> _Objective_: Switch every "painting" to "artwork" in the data below, and write out all of its lines again with nothing else changed.

> _Listed entries_:
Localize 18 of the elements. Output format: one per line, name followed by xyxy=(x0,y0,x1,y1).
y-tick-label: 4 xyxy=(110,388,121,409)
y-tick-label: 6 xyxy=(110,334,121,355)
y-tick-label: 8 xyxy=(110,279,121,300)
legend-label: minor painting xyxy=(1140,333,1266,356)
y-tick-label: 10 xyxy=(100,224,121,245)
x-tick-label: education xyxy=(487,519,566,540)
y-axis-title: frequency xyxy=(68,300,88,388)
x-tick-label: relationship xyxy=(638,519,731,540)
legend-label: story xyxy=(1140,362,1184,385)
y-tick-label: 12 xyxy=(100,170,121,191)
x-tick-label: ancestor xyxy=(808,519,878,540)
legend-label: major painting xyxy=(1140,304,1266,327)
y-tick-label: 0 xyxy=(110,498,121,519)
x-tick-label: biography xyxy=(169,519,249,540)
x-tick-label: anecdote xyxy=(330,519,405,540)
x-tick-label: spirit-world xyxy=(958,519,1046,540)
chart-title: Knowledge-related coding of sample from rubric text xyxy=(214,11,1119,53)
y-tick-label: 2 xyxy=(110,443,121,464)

> _Result of the exercise_:
Localize 18 of the elements. Output format: one per line, name followed by xyxy=(x0,y0,x1,y1).
y-tick-label: 4 xyxy=(110,388,121,409)
y-tick-label: 6 xyxy=(110,334,121,355)
y-tick-label: 8 xyxy=(110,279,121,300)
legend-label: minor artwork xyxy=(1140,333,1266,356)
y-tick-label: 10 xyxy=(100,224,121,245)
x-tick-label: education xyxy=(487,519,566,540)
y-axis-title: frequency xyxy=(68,300,88,388)
x-tick-label: relationship xyxy=(638,519,731,540)
legend-label: story xyxy=(1140,362,1184,385)
y-tick-label: 12 xyxy=(100,170,121,191)
x-tick-label: ancestor xyxy=(808,519,878,540)
legend-label: major artwork xyxy=(1140,304,1266,327)
y-tick-label: 0 xyxy=(110,498,121,519)
x-tick-label: biography xyxy=(169,519,249,540)
x-tick-label: anecdote xyxy=(330,519,405,540)
x-tick-label: spirit-world xyxy=(958,519,1046,540)
chart-title: Knowledge-related coding of sample from rubric text xyxy=(214,11,1119,53)
y-tick-label: 2 xyxy=(110,443,121,464)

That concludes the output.